**THE REQUEST:** Pick out each line in these entries that contains the string "size".

**EXERCISE INPUT:**
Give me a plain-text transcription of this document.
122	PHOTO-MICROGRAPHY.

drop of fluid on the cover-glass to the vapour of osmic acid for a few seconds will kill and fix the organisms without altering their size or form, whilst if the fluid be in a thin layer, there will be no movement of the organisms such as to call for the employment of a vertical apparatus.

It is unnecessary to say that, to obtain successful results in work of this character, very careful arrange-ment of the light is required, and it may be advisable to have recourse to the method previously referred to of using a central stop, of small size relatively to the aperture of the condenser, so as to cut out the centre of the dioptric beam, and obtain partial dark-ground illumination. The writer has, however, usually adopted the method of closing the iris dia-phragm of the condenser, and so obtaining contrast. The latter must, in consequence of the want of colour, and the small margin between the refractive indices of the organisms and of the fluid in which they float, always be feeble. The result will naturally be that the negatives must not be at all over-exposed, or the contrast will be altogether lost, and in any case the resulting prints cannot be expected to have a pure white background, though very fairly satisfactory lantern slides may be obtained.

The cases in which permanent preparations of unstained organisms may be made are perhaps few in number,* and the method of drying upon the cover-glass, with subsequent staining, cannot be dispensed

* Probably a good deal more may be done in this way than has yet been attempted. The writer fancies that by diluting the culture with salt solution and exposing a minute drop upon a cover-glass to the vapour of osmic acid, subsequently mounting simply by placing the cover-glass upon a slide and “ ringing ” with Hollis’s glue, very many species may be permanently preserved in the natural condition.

**RESULT OF THIS EXERCISE:**
drop of fluid on the cover-glass to the vapour of osmic acid for a few seconds will kill and fix the organisms without altering their size or form, whilst if the fluid be in a thin layer, there will be no movement of the organisms such as to call for the employment of a vertical apparatus.
It is unnecessary to say that, to obtain successful results in work of this character, very careful arrange-ment of the light is required, and it may be advisable to have recourse to the method previously referred to of using a central stop, of small size relatively to the aperture of the condenser, so as to cut out the centre of the dioptric beam, and obtain partial dark-ground illumination. The writer has, however, usually adopted the method of closing the iris dia-phragm of the condenser, and so obtaining contrast. The latter must, in consequence of the want of colour, and the small margin between the refractive indices of the organisms and of the fluid in which they float, always be feeble. The result will naturally be that the negatives must not be at all over-exposed, or the contrast will be altogether lost, and in any case the resulting prints cannot be expected to have a pure white background, though very fairly satisfactory lantern slides may be obtained.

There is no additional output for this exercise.